* begin Material to process *

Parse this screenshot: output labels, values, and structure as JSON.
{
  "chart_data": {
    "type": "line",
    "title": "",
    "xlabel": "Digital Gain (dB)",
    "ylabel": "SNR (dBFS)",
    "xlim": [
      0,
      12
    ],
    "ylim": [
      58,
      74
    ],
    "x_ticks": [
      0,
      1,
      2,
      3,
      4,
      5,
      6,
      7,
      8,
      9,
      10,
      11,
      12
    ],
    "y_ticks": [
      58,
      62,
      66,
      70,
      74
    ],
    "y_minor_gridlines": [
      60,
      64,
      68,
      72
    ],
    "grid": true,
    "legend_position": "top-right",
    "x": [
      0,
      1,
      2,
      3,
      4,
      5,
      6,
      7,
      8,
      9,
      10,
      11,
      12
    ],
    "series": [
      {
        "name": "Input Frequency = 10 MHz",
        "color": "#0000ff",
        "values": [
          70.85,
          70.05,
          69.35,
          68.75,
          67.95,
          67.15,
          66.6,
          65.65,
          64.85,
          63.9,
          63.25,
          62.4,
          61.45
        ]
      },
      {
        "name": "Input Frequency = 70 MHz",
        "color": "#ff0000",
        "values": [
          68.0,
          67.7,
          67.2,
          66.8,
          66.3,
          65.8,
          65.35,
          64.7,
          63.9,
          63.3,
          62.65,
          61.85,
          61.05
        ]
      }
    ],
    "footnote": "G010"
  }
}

* end Material to process *

__What to produce__.
Repeat the material from above exactly, word for word.

__Answer to this problem__.
Parse this screenshot: output labels, values, and structure as JSON.
{
  "chart_data": {
    "type": "line",
    "title": "",
    "xlabel": "Digital Gain (dB)",
    "ylabel": "SNR (dBFS)",
    "xlim": [
      0,
      12
    ],
    "ylim": [
      58,
      74
    ],
    "x_ticks": [
      0,
      1,
      2,
      3,
      4,
      5,
      6,
      7,
      8,
      9,
      10,
      11,
      12
    ],
    "y_ticks": [
      58,
      62,
      66,
      70,
      74
    ],
    "y_minor_gridlines": [
      60,
      64,
      68,
      72
    ],
    "grid": true,
    "legend_position": "top-right",
    "x": [
      0,
      1,
      2,
      3,
      4,
      5,
      6,
      7,
      8,
      9,
      10,
      11,
      12
    ],
    "series": [
      {
        "name": "Input Frequency = 10 MHz",
        "color": "#0000ff",
        "values": [
          70.85,
          70.05,
          69.35,
          68.75,
          67.95,
          67.15,
          66.6,
          65.65,
          64.85,
          63.9,
          63.25,
          62.4,
          61.45
        ]
      },
      {
        "name": "Input Frequency = 70 MHz",
        "color": "#ff0000",
        "values": [
          68.0,
          67.7,
          67.2,
          66.8,
          66.3,
          65.8,
          65.35,
          64.7,
          63.9,
          63.3,
          62.65,
          61.85,
          61.05
        ]
      }
    ],
    "footnote": "G010"
  }
}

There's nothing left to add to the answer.